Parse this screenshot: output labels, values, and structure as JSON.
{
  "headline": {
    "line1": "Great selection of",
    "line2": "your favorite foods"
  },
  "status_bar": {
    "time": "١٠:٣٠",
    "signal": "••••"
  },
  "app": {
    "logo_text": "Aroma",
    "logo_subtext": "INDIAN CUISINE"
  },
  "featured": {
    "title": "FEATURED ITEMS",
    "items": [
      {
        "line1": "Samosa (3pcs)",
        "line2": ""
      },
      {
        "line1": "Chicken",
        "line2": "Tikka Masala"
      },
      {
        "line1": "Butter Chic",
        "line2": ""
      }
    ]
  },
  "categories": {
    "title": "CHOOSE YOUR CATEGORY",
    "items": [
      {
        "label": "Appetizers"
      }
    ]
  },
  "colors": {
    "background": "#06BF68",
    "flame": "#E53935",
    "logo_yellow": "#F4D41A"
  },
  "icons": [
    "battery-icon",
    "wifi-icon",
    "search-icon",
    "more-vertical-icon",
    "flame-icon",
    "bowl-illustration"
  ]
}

————

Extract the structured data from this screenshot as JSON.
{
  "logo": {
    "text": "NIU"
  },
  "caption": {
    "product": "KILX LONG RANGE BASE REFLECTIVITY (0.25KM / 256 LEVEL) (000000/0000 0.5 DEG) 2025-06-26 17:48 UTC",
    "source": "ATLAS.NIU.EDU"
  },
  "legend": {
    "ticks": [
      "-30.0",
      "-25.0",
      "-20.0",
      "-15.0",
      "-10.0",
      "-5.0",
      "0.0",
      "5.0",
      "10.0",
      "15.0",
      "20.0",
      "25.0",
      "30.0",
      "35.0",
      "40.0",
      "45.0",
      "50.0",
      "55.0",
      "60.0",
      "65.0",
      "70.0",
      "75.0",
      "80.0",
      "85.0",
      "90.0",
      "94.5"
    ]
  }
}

————

§ AIM OF THE EXERCISE:
Give the count of lines holding the word "screenshot" and nothing more.

§ EXERCISE ANSWER:
2